*Exercise material*
╔══

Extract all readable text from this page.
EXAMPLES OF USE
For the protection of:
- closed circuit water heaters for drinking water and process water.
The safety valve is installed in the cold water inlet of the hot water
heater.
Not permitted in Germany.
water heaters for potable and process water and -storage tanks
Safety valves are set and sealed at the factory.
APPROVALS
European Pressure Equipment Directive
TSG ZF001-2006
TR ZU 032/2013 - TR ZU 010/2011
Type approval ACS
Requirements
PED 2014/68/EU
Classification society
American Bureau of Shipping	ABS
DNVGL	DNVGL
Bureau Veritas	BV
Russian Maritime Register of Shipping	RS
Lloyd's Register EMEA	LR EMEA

╚══

Print the records above exactly as they appear.

Extract all readable text from this page.
EXAMPLES OF USE
For the protection of:
- closed circuit water heaters for drinking water and process water.
The safety valve is installed in the cold water inlet of the hot water
heater.
Not permitted in Germany.
water heaters for potable and process water and -storage tanks
Safety valves are set and sealed at the factory.
APPROVALS
European Pressure Equipment Directive
TSG ZF001-2006
TR ZU 032/2013 - TR ZU 010/2011
Type approval ACS
Requirements
PED 2014/68/EU
Classification society
American Bureau of Shipping	ABS
DNVGL	DNVGL
Bureau Veritas	BV
Russian Maritime Register of Shipping	RS
Lloyd's Register EMEA	LR EMEA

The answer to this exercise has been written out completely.